(Data records)

■ ■ ■ ■ ■

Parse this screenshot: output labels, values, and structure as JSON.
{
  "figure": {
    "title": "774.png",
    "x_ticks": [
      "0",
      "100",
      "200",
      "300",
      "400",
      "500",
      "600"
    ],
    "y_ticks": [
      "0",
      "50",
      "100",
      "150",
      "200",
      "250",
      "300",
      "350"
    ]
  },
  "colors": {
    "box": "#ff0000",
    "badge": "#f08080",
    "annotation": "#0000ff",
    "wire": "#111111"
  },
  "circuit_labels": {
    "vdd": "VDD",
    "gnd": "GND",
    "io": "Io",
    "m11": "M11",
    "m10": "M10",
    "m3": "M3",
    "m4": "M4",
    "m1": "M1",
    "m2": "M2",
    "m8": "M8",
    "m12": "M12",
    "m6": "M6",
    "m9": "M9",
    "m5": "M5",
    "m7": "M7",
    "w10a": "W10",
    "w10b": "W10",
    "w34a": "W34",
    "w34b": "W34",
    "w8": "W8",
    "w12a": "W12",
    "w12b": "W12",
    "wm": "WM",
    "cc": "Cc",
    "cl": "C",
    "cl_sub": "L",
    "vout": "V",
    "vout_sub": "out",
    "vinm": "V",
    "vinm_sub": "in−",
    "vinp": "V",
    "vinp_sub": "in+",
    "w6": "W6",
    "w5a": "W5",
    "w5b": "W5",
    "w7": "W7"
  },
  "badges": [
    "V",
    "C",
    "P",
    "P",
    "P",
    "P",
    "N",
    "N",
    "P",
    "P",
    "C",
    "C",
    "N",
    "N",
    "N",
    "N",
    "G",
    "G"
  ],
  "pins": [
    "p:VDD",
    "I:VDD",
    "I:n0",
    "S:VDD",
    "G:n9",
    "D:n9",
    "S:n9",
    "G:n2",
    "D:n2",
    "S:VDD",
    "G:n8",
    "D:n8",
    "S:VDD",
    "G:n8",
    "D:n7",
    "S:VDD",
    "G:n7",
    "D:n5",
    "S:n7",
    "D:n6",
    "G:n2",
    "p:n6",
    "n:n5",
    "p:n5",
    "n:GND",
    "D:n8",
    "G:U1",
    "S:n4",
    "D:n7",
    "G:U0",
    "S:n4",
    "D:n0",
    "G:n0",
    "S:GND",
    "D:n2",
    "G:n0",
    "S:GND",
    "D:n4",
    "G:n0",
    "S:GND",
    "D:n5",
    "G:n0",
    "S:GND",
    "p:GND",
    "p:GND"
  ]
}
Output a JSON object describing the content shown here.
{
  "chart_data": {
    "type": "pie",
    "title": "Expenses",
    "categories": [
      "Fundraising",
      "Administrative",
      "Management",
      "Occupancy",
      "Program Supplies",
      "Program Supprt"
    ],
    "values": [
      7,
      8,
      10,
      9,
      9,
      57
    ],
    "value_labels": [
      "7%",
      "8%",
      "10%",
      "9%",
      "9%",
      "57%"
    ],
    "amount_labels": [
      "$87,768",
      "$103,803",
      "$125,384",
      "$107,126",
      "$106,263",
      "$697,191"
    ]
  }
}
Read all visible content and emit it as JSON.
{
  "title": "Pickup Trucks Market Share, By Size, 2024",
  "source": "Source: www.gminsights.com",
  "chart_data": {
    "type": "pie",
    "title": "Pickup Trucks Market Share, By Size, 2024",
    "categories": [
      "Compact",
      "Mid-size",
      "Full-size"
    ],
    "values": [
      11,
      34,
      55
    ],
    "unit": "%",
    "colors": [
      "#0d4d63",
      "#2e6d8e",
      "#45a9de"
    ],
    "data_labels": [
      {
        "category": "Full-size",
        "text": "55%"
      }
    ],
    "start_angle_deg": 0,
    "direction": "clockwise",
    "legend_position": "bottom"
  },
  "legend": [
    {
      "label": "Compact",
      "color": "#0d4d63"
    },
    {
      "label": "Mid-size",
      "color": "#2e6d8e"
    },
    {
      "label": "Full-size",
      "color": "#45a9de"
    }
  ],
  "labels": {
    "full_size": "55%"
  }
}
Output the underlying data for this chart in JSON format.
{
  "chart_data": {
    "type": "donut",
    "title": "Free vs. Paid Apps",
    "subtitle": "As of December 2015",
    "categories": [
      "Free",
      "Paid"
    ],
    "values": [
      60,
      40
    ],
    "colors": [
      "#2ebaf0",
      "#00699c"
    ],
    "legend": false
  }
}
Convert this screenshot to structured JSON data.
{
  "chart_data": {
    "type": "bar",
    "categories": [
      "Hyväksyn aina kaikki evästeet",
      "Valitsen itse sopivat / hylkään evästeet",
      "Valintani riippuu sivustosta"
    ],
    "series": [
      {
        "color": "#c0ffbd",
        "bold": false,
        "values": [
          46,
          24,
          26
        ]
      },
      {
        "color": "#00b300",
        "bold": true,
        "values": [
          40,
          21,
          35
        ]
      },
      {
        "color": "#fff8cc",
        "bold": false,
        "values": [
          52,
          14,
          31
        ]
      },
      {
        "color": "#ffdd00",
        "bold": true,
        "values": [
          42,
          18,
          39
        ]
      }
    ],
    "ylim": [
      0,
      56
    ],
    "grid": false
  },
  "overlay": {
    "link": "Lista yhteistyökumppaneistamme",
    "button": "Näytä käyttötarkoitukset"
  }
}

■ ■ ■ ■ ■

Given exercise: Copy down the material exactly as written.

The response:
Parse this screenshot: output labels, values, and structure as JSON.
{
  "figure": {
    "title": "774.png",
    "x_ticks": [
      "0",
      "100",
      "200",
      "300",
      "400",
      "500",
      "600"
    ],
    "y_ticks": [
      "0",
      "50",
      "100",
      "150",
      "200",
      "250",
      "300",
      "350"
    ]
  },
  "colors": {
    "box": "#ff0000",
    "badge": "#f08080",
    "annotation": "#0000ff",
    "wire": "#111111"
  },
  "circuit_labels": {
    "vdd": "VDD",
    "gnd": "GND",
    "io": "Io",
    "m11": "M11",
    "m10": "M10",
    "m3": "M3",
    "m4": "M4",
    "m1": "M1",
    "m2": "M2",
    "m8": "M8",
    "m12": "M12",
    "m6": "M6",
    "m9": "M9",
    "m5": "M5",
    "m7": "M7",
    "w10a": "W10",
    "w10b": "W10",
    "w34a": "W34",
    "w34b": "W34",
    "w8": "W8",
    "w12a": "W12",
    "w12b": "W12",
    "wm": "WM",
    "cc": "Cc",
    "cl": "C",
    "cl_sub": "L",
    "vout": "V",
    "vout_sub": "out",
    "vinm": "V",
    "vinm_sub": "in−",
    "vinp": "V",
    "vinp_sub": "in+",
    "w6": "W6",
    "w5a": "W5",
    "w5b": "W5",
    "w7": "W7"
  },
  "badges": [
    "V",
    "C",
    "P",
    "P",
    "P",
    "P",
    "N",
    "N",
    "P",
    "P",
    "C",
    "C",
    "N",
    "N",
    "N",
    "N",
    "G",
    "G"
  ],
  "pins": [
    "p:VDD",
    "I:VDD",
    "I:n0",
    "S:VDD",
    "G:n9",
    "D:n9",
    "S:n9",
    "G:n2",
    "D:n2",
    "S:VDD",
    "G:n8",
    "D:n8",
    "S:VDD",
    "G:n8",
    "D:n7",
    "S:VDD",
    "G:n7",
    "D:n5",
    "S:n7",
    "D:n6",
    "G:n2",
    "p:n6",
    "n:n5",
    "p:n5",
    "n:GND",
    "D:n8",
    "G:U1",
    "S:n4",
    "D:n7",
    "G:U0",
    "S:n4",
    "D:n0",
    "G:n0",
    "S:GND",
    "D:n2",
    "G:n0",
    "S:GND",
    "D:n4",
    "G:n0",
    "S:GND",
    "D:n5",
    "G:n0",
    "S:GND",
    "p:GND",
    "p:GND"
  ]
}
Output a JSON object describing the content shown here.
{
  "chart_data": {
    "type": "pie",
    "title": "Expenses",
    "categories": [
      "Fundraising",
      "Administrative",
      "Management",
      "Occupancy",
      "Program Supplies",
      "Program Supprt"
    ],
    "values": [
      7,
      8,
      10,
      9,
      9,
      57
    ],
    "value_labels": [
      "7%",
      "8%",
      "10%",
      "9%",
      "9%",
      "57%"
    ],
    "amount_labels": [
      "$87,768",
      "$103,803",
      "$125,384",
      "$107,126",
      "$106,263",
      "$697,191"
    ]
  }
}
Read all visible content and emit it as JSON.
{
  "title": "Pickup Trucks Market Share, By Size, 2024",
  "source": "Source: www.gminsights.com",
  "chart_data": {
    "type": "pie",
    "title": "Pickup Trucks Market Share, By Size, 2024",
    "categories": [
      "Compact",
      "Mid-size",
      "Full-size"
    ],
    "values": [
      11,
      34,
      55
    ],
    "unit": "%",
    "colors": [
      "#0d4d63",
      "#2e6d8e",
      "#45a9de"
    ],
    "data_labels": [
      {
        "category": "Full-size",
        "text": "55%"
      }
    ],
    "start_angle_deg": 0,
    "direction": "clockwise",
    "legend_position": "bottom"
  },
  "legend": [
    {
      "label": "Compact",
      "color": "#0d4d63"
    },
    {
      "label": "Mid-size",
      "color": "#2e6d8e"
    },
    {
      "label": "Full-size",
      "color": "#45a9de"
    }
  ],
  "labels": {
    "full_size": "55%"
  }
}
Output the underlying data for this chart in JSON format.
{
  "chart_data": {
    "type": "donut",
    "title": "Free vs. Paid Apps",
    "subtitle": "As of December 2015",
    "categories": [
      "Free",
      "Paid"
    ],
    "values": [
      60,
      40
    ],
    "colors": [
      "#2ebaf0",
      "#00699c"
    ],
    "legend": false
  }
}
Convert this screenshot to structured JSON data.
{
  "chart_data": {
    "type": "bar",
    "categories": [
      "Hyväksyn aina kaikki evästeet",
      "Valitsen itse sopivat / hylkään evästeet",
      "Valintani riippuu sivustosta"
    ],
    "series": [
      {
        "color": "#c0ffbd",
        "bold": false,
        "values": [
          46,
          24,
          26
        ]
      },
      {
        "color": "#00b300",
        "bold": true,
        "values": [
          40,
          21,
          35
        ]
      },
      {
        "color": "#fff8cc",
        "bold": false,
        "values": [
          52,
          14,
          31
        ]
      },
      {
        "color": "#ffdd00",
        "bold": true,
        "values": [
          42,
          18,
          39
        ]
      }
    ],
    "ylim": [
      0,
      56
    ],
    "grid": false
  },
  "overlay": {
    "link": "Lista yhteistyökumppaneistamme",
    "button": "Näytä käyttötarkoitukset"
  }
}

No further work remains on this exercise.